─── PROVIDED DATA

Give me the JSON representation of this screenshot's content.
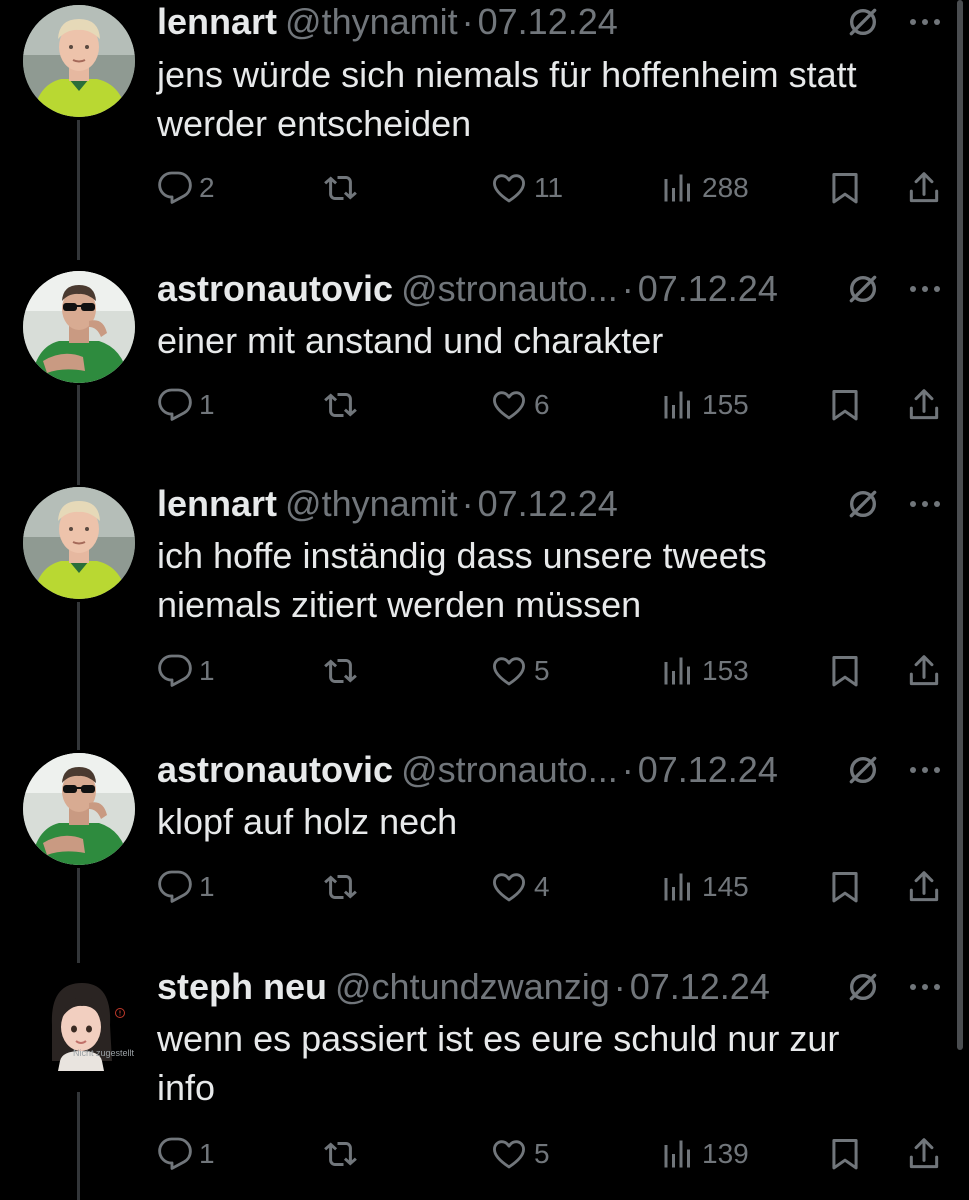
{
  "tweets": [
    {
      "name": "lennart",
      "handle": "@thynamit",
      "date": "07.12.24",
      "text_lines": [
        "jens würde sich niemals für hoffenheim statt",
        "werder entscheiden"
      ],
      "replies": "2",
      "likes": "11",
      "views": "288",
      "avatar": "player-blond"
    },
    {
      "name": "astronautovic",
      "handle": "@stronauto...",
      "date": "07.12.24",
      "text_lines": [
        "einer mit anstand und charakter"
      ],
      "replies": "1",
      "likes": "6",
      "views": "155",
      "avatar": "player-sunglasses"
    },
    {
      "name": "lennart",
      "handle": "@thynamit",
      "date": "07.12.24",
      "text_lines": [
        "ich hoffe inständig dass unsere tweets",
        "niemals zitiert werden müssen"
      ],
      "replies": "1",
      "likes": "5",
      "views": "153",
      "avatar": "player-blond"
    },
    {
      "name": "astronautovic",
      "handle": "@stronauto...",
      "date": "07.12.24",
      "text_lines": [
        "klopf auf holz nech"
      ],
      "replies": "1",
      "likes": "4",
      "views": "145",
      "avatar": "player-sunglasses"
    },
    {
      "name": "steph neu",
      "handle": "@chtundzwanzig",
      "date": "07.12.24",
      "text_lines": [
        "wenn es passiert ist es eure schuld nur zur",
        "info"
      ],
      "replies": "1",
      "likes": "5",
      "views": "139",
      "avatar": "memoji-girl",
      "avatar_caption": "Nicht zugestellt"
    }
  ],
  "separator": "·",
  "colors": {
    "background": "#000000",
    "primary_text": "#e7e9ea",
    "secondary_text": "#71767b",
    "thread_line": "#333639",
    "jersey_green": "#2e8b3e"
  },
  "icons": [
    "reply-icon",
    "retweet-icon",
    "like-icon",
    "views-icon",
    "bookmark-icon",
    "share-icon",
    "grok-icon",
    "more-icon"
  ]
}
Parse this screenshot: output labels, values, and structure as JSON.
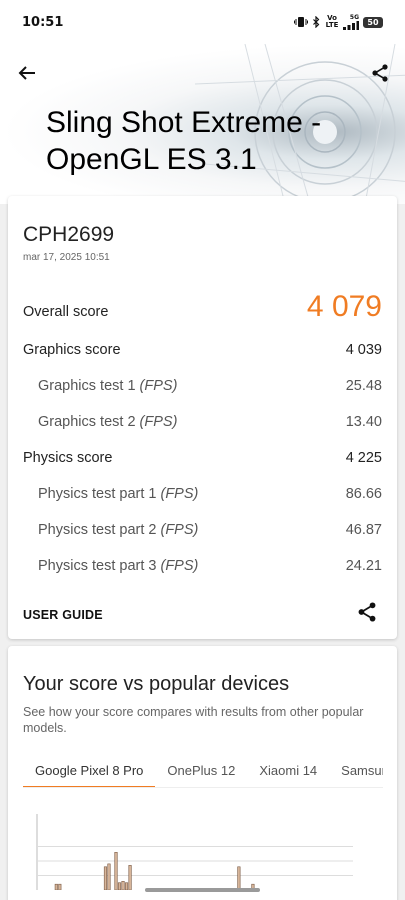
{
  "status_bar": {
    "time": "10:51",
    "volte_label": "Vo LTE",
    "network": "5G",
    "battery": "50",
    "icons": [
      "vibrate-icon",
      "bluetooth-icon",
      "volte-icon",
      "signal-icon",
      "battery-icon"
    ]
  },
  "header": {
    "back_icon": "arrow-left-icon",
    "share_icon": "share-icon",
    "title": "Sling Shot Extreme - OpenGL ES 3.1"
  },
  "result": {
    "device": "CPH2699",
    "date": "mar 17, 2025 10:51",
    "overall_label": "Overall score",
    "overall_value": "4 079",
    "graphics_label": "Graphics score",
    "graphics_value": "4 039",
    "gt1_label": "Graphics test 1",
    "gt1_value": "25.48",
    "gt2_label": "Graphics test 2",
    "gt2_value": "13.40",
    "physics_label": "Physics score",
    "physics_value": "4 225",
    "pt1_label": "Physics test part 1",
    "pt1_value": "86.66",
    "pt2_label": "Physics test part 2",
    "pt2_value": "46.87",
    "pt3_label": "Physics test part 3",
    "pt3_value": "24.21",
    "fps_unit": "(FPS)",
    "user_guide": "USER GUIDE"
  },
  "compare": {
    "title": "Your score vs popular devices",
    "subtitle": "See how your score compares with results from other popular models.",
    "tabs": [
      "Google Pixel 8 Pro",
      "OnePlus 12",
      "Xiaomi 14",
      "Samsung"
    ],
    "active_tab": 0
  },
  "colors": {
    "accent": "#f07c23",
    "bar": "#d7b59a"
  },
  "chart_data": {
    "type": "bar",
    "title": "",
    "xlabel": "",
    "ylabel": "",
    "ylim": [
      0,
      4
    ],
    "grid": true,
    "values": [
      0,
      0,
      0,
      0,
      0,
      0.4,
      0.4,
      0,
      0,
      0,
      0,
      0,
      0,
      0,
      0,
      0,
      0,
      0,
      0,
      1.6,
      1.8,
      0,
      2.6,
      0.5,
      0.6,
      0.5,
      1.7,
      0,
      0,
      0,
      0,
      0,
      0,
      0,
      0,
      0,
      0,
      0,
      0,
      0,
      0,
      0,
      0,
      0,
      0,
      0,
      0,
      0,
      0,
      0,
      0,
      0,
      0,
      0,
      0,
      0,
      0,
      1.6,
      0,
      0,
      0,
      0.4,
      0,
      0,
      0,
      0,
      0,
      0,
      0,
      0,
      0,
      0,
      0,
      0,
      0,
      0,
      0,
      0,
      0,
      0,
      0,
      0,
      0,
      0,
      0,
      0,
      0,
      0,
      0,
      0
    ]
  }
}
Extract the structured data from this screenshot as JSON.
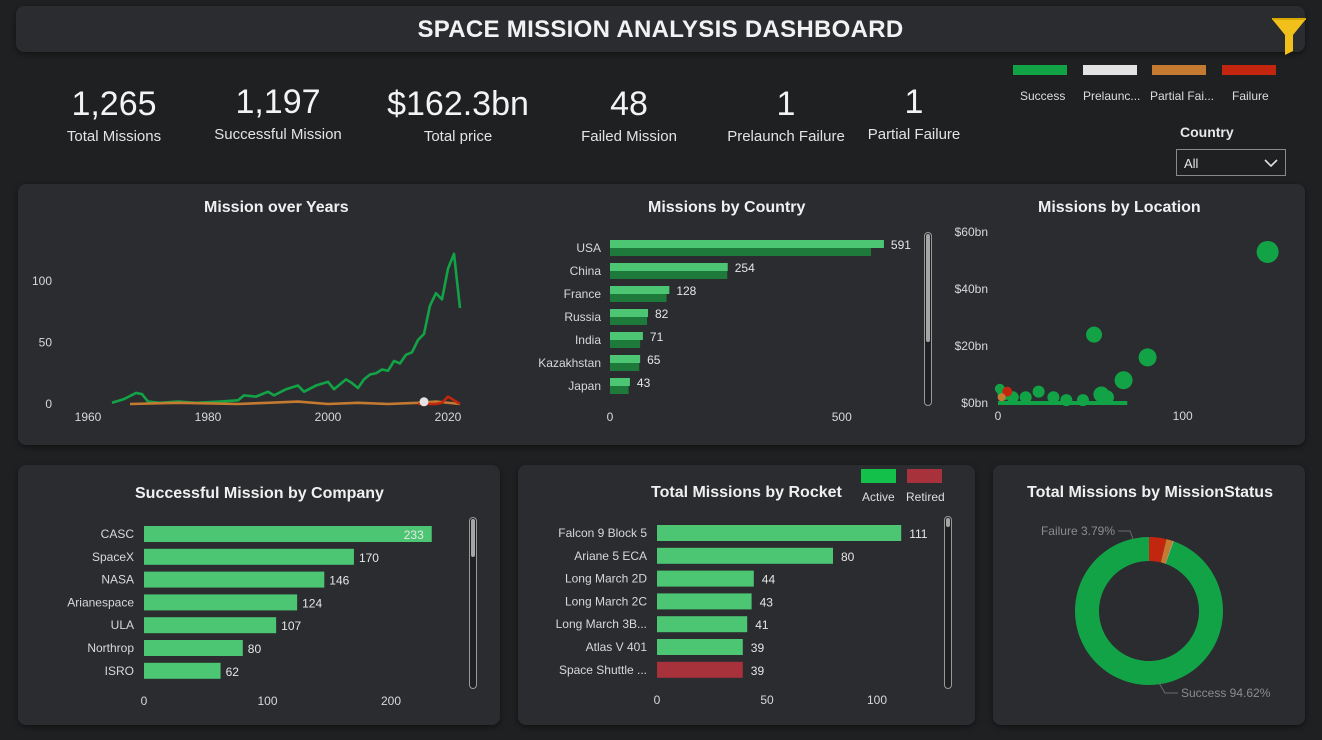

──────

- INSTRUCTIONS FOR THE TASK
Tally the lines of the listing above that include the word "values". Answer with the number alone.

- EXERCISE ANSWER
2